◆ Instruction ◆
Reproduce the listing exactly and skip over any pictures.

◆ Supplied information ◆
# # # # # # #
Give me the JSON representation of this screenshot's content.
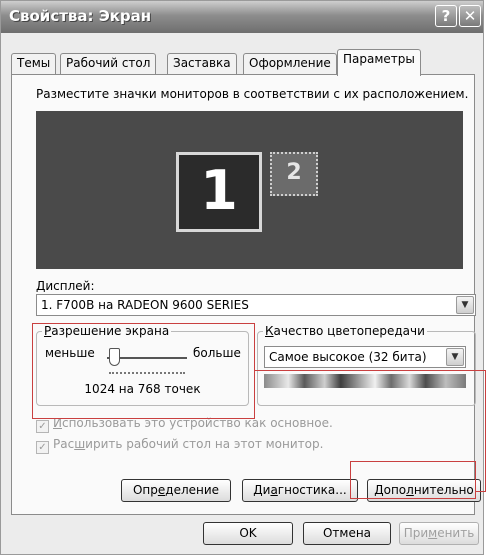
{
  "window": {
    "title": "Свойства: Экран",
    "help_glyph": "?",
    "close_glyph": "✕"
  },
  "tabs": [
    {
      "label": "Темы",
      "active": false
    },
    {
      "label": "Рабочий стол",
      "active": false
    },
    {
      "label": "Заставка",
      "active": false
    },
    {
      "label": "Оформление",
      "active": false
    },
    {
      "label": "Параметры",
      "active": true
    }
  ],
  "settings": {
    "instruction": "Разместите значки мониторов в соответствии с их расположением.",
    "monitors": [
      "1",
      "2"
    ],
    "display_label_u": "Д",
    "display_label_rest": "исплей:",
    "display_value": "1. F700B на RADEON 9600 SERIES",
    "resolution": {
      "legend_u": "Р",
      "legend_rest": "азрешение экрана",
      "less": "меньше",
      "more": "больше",
      "value": "1024 на 768 точек"
    },
    "color_quality": {
      "legend_u": "К",
      "legend_rest": "ачество цветопередачи",
      "value": "Самое высокое (32 бита)"
    },
    "checkbox_primary": {
      "u": "И",
      "rest": "спользовать это устройство как основное.",
      "checked": true,
      "enabled": false
    },
    "checkbox_extend": {
      "pre": "Рас",
      "u": "ш",
      "rest": "ирить рабочий стол на этот монитор.",
      "checked": true,
      "enabled": false
    }
  },
  "buttons": {
    "identify": {
      "pre": "Опр",
      "u": "е",
      "rest": "деление"
    },
    "diagnostics": {
      "pre": "Ди",
      "u": "а",
      "rest": "гностика..."
    },
    "advanced": {
      "pre": "Допо",
      "u": "л",
      "rest": "нительно"
    },
    "ok": "OK",
    "cancel": "Отмена",
    "apply": {
      "pre": "При",
      "u": "м",
      "rest": "енить"
    }
  },
  "colors": {
    "callout": "#c94040",
    "monitor_area": "#4a4a4a"
  }
}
# # # # # # #
◆ Answer ◆
Give me the JSON representation of this screenshot's content.
{
  "window": {
    "title": "Свойства: Экран",
    "help_glyph": "?",
    "close_glyph": "✕"
  },
  "tabs": [
    {
      "label": "Темы",
      "active": false
    },
    {
      "label": "Рабочий стол",
      "active": false
    },
    {
      "label": "Заставка",
      "active": false
    },
    {
      "label": "Оформление",
      "active": false
    },
    {
      "label": "Параметры",
      "active": true
    }
  ],
  "settings": {
    "instruction": "Разместите значки мониторов в соответствии с их расположением.",
    "monitors": [
      "1",
      "2"
    ],
    "display_label_u": "Д",
    "display_label_rest": "исплей:",
    "display_value": "1. F700B на RADEON 9600 SERIES",
    "resolution": {
      "legend_u": "Р",
      "legend_rest": "азрешение экрана",
      "less": "меньше",
      "more": "больше",
      "value": "1024 на 768 точек"
    },
    "color_quality": {
      "legend_u": "К",
      "legend_rest": "ачество цветопередачи",
      "value": "Самое высокое (32 бита)"
    },
    "checkbox_primary": {
      "u": "И",
      "rest": "спользовать это устройство как основное.",
      "checked": true,
      "enabled": false
    },
    "checkbox_extend": {
      "pre": "Рас",
      "u": "ш",
      "rest": "ирить рабочий стол на этот монитор.",
      "checked": true,
      "enabled": false
    }
  },
  "buttons": {
    "identify": {
      "pre": "Опр",
      "u": "е",
      "rest": "деление"
    },
    "diagnostics": {
      "pre": "Ди",
      "u": "а",
      "rest": "гностика..."
    },
    "advanced": {
      "pre": "Допо",
      "u": "л",
      "rest": "нительно"
    },
    "ok": "OK",
    "cancel": "Отмена",
    "apply": {
      "pre": "При",
      "u": "м",
      "rest": "енить"
    }
  },
  "colors": {
    "callout": "#c94040",
    "monitor_area": "#4a4a4a"
  }
}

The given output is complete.